··· Excerpted data ···

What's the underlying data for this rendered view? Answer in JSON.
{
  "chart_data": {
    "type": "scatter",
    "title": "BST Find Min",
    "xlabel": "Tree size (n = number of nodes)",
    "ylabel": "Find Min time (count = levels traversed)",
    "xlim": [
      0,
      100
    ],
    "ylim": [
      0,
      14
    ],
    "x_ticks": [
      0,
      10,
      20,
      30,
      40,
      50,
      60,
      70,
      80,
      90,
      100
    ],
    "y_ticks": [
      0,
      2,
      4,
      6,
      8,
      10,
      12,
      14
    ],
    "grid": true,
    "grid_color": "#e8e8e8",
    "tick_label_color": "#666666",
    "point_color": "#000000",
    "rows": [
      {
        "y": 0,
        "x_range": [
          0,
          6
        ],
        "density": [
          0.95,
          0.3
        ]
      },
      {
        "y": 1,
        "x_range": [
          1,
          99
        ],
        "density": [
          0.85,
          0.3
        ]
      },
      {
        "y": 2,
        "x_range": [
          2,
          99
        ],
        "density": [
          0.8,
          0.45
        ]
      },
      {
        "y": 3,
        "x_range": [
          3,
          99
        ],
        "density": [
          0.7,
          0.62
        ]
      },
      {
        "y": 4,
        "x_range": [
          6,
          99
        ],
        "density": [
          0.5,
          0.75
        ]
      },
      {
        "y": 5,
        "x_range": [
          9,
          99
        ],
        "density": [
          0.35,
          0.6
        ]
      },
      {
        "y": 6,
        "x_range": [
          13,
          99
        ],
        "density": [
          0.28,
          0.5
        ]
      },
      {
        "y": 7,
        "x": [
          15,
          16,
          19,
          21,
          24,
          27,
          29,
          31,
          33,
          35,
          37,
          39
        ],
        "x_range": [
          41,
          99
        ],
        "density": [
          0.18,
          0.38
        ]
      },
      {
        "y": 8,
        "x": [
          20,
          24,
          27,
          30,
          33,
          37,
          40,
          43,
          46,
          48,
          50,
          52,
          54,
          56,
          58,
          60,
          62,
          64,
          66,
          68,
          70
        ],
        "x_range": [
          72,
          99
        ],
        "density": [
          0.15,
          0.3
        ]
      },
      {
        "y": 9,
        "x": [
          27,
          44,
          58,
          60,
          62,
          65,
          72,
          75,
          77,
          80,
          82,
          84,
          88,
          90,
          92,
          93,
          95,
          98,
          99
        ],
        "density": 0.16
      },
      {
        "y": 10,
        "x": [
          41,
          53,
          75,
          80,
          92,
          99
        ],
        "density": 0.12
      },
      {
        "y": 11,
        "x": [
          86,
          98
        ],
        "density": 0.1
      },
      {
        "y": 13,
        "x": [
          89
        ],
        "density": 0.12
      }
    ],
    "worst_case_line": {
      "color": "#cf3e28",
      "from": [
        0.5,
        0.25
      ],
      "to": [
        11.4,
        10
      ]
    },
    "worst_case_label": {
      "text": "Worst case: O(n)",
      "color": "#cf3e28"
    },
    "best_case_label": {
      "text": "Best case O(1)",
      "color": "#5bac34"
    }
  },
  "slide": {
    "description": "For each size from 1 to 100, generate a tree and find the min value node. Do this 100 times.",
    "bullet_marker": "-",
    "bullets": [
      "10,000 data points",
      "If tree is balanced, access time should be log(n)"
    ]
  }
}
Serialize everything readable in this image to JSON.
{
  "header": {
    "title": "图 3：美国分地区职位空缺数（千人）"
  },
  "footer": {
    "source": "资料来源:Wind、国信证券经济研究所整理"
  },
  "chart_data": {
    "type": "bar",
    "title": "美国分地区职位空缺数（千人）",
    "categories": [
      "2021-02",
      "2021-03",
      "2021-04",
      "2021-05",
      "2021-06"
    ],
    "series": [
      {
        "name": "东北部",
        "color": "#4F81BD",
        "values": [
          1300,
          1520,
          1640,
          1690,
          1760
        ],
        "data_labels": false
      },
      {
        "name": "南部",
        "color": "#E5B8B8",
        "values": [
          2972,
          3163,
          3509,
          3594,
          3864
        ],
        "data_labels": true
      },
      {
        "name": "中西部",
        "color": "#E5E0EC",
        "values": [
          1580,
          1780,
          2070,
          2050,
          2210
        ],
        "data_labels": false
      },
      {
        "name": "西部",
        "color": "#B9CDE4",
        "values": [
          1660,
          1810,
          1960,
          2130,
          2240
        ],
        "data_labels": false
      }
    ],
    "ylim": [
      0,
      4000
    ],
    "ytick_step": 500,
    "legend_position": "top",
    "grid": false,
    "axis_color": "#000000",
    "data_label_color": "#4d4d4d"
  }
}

···

## Exercise details:
Output the entries verbatim.

## Solution for this problem:
What's the underlying data for this rendered view? Answer in JSON.
{
  "chart_data": {
    "type": "scatter",
    "title": "BST Find Min",
    "xlabel": "Tree size (n = number of nodes)",
    "ylabel": "Find Min time (count = levels traversed)",
    "xlim": [
      0,
      100
    ],
    "ylim": [
      0,
      14
    ],
    "x_ticks": [
      0,
      10,
      20,
      30,
      40,
      50,
      60,
      70,
      80,
      90,
      100
    ],
    "y_ticks": [
      0,
      2,
      4,
      6,
      8,
      10,
      12,
      14
    ],
    "grid": true,
    "grid_color": "#e8e8e8",
    "tick_label_color": "#666666",
    "point_color": "#000000",
    "rows": [
      {
        "y": 0,
        "x_range": [
          0,
          6
        ],
        "density": [
          0.95,
          0.3
        ]
      },
      {
        "y": 1,
        "x_range": [
          1,
          99
        ],
        "density": [
          0.85,
          0.3
        ]
      },
      {
        "y": 2,
        "x_range": [
          2,
          99
        ],
        "density": [
          0.8,
          0.45
        ]
      },
      {
        "y": 3,
        "x_range": [
          3,
          99
        ],
        "density": [
          0.7,
          0.62
        ]
      },
      {
        "y": 4,
        "x_range": [
          6,
          99
        ],
        "density": [
          0.5,
          0.75
        ]
      },
      {
        "y": 5,
        "x_range": [
          9,
          99
        ],
        "density": [
          0.35,
          0.6
        ]
      },
      {
        "y": 6,
        "x_range": [
          13,
          99
        ],
        "density": [
          0.28,
          0.5
        ]
      },
      {
        "y": 7,
        "x": [
          15,
          16,
          19,
          21,
          24,
          27,
          29,
          31,
          33,
          35,
          37,
          39
        ],
        "x_range": [
          41,
          99
        ],
        "density": [
          0.18,
          0.38
        ]
      },
      {
        "y": 8,
        "x": [
          20,
          24,
          27,
          30,
          33,
          37,
          40,
          43,
          46,
          48,
          50,
          52,
          54,
          56,
          58,
          60,
          62,
          64,
          66,
          68,
          70
        ],
        "x_range": [
          72,
          99
        ],
        "density": [
          0.15,
          0.3
        ]
      },
      {
        "y": 9,
        "x": [
          27,
          44,
          58,
          60,
          62,
          65,
          72,
          75,
          77,
          80,
          82,
          84,
          88,
          90,
          92,
          93,
          95,
          98,
          99
        ],
        "density": 0.16
      },
      {
        "y": 10,
        "x": [
          41,
          53,
          75,
          80,
          92,
          99
        ],
        "density": 0.12
      },
      {
        "y": 11,
        "x": [
          86,
          98
        ],
        "density": 0.1
      },
      {
        "y": 13,
        "x": [
          89
        ],
        "density": 0.12
      }
    ],
    "worst_case_line": {
      "color": "#cf3e28",
      "from": [
        0.5,
        0.25
      ],
      "to": [
        11.4,
        10
      ]
    },
    "worst_case_label": {
      "text": "Worst case: O(n)",
      "color": "#cf3e28"
    },
    "best_case_label": {
      "text": "Best case O(1)",
      "color": "#5bac34"
    }
  },
  "slide": {
    "description": "For each size from 1 to 100, generate a tree and find the min value node. Do this 100 times.",
    "bullet_marker": "-",
    "bullets": [
      "10,000 data points",
      "If tree is balanced, access time should be log(n)"
    ]
  }
}
Serialize everything readable in this image to JSON.
{
  "header": {
    "title": "图 3：美国分地区职位空缺数（千人）"
  },
  "footer": {
    "source": "资料来源:Wind、国信证券经济研究所整理"
  },
  "chart_data": {
    "type": "bar",
    "title": "美国分地区职位空缺数（千人）",
    "categories": [
      "2021-02",
      "2021-03",
      "2021-04",
      "2021-05",
      "2021-06"
    ],
    "series": [
      {
        "name": "东北部",
        "color": "#4F81BD",
        "values": [
          1300,
          1520,
          1640,
          1690,
          1760
        ],
        "data_labels": false
      },
      {
        "name": "南部",
        "color": "#E5B8B8",
        "values": [
          2972,
          3163,
          3509,
          3594,
          3864
        ],
        "data_labels": true
      },
      {
        "name": "中西部",
        "color": "#E5E0EC",
        "values": [
          1580,
          1780,
          2070,
          2050,
          2210
        ],
        "data_labels": false
      },
      {
        "name": "西部",
        "color": "#B9CDE4",
        "values": [
          1660,
          1810,
          1960,
          2130,
          2240
        ],
        "data_labels": false
      }
    ],
    "ylim": [
      0,
      4000
    ],
    "ytick_step": 500,
    "legend_position": "top",
    "grid": false,
    "axis_color": "#000000",
    "data_label_color": "#4d4d4d"
  }
}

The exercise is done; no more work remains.